Present every line in which the string "Sciences" appears.

+ + +

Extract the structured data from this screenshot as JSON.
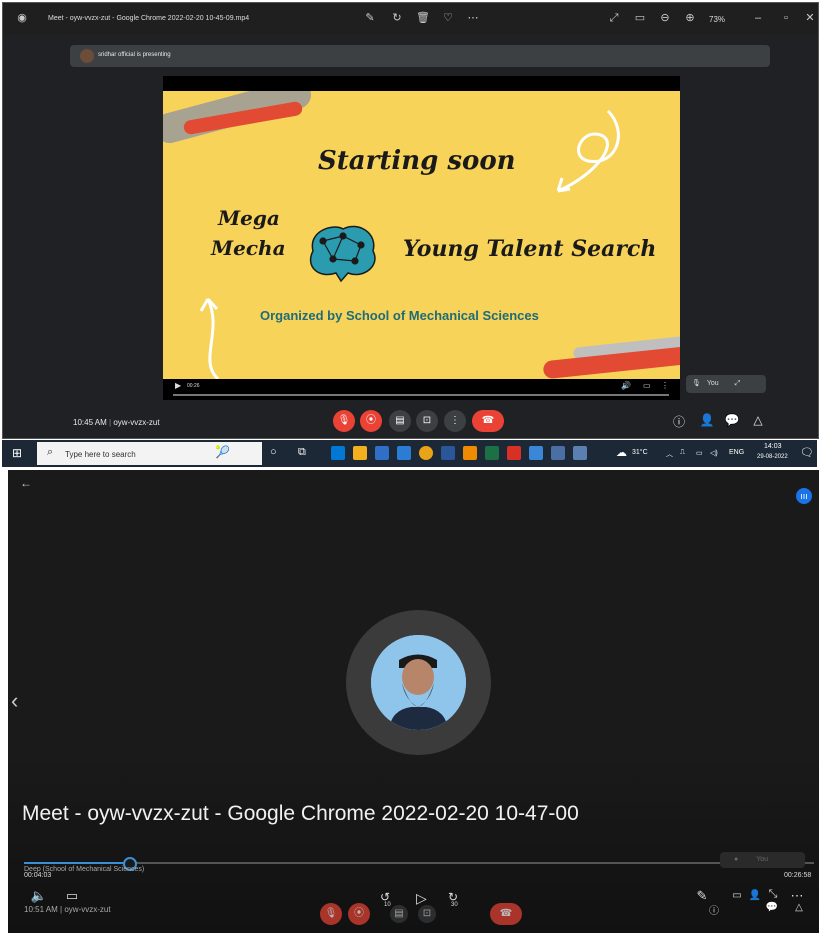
{
  "top_window": {
    "title": "Meet - oyw-vvzx-zut - Google Chrome 2022-02-20 10-45-09.mp4",
    "zoom": "73%",
    "presenting_text": "sridhar official is presenting",
    "slide": {
      "heading": "Starting soon",
      "mega": "Mega",
      "mecha": "Mecha",
      "event": "Young Talent Search",
      "organizer": "Organized by School of Mechanical Sciences",
      "video_time": "00:26"
    },
    "self_tile_label": "You",
    "meet_time": "10:45 AM",
    "meeting_code": "oyw-vvzx-zut",
    "colors": {
      "danger": "#ea4335",
      "slide_bg": "#f7d35a",
      "teal": "#1f6b78"
    }
  },
  "taskbar": {
    "search_placeholder": "Type here to search",
    "temperature": "31°C",
    "language": "ENG",
    "clock_time": "14:03",
    "clock_date": "29-08-2022"
  },
  "bottom_window": {
    "title": "Meet - oyw-vvzx-zut - Google Chrome 2022-02-20 10-47-00",
    "participant_label": "Deep (School of Mechanical Sciences)",
    "elapsed": "00:04:03",
    "duration": "00:26:58",
    "meet_time": "10:51 AM",
    "meeting_code": "oyw-vvzx-zut",
    "self_tile_label": "You",
    "progress_fraction": 0.133,
    "skip_back": "10",
    "skip_forward": "30"
  }
}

+ + +

#### [Exercise solution]
      "organizer": "Organized by School of Mechanical Sciences",
    "participant_label": "Deep (School of Mechanical Sciences)",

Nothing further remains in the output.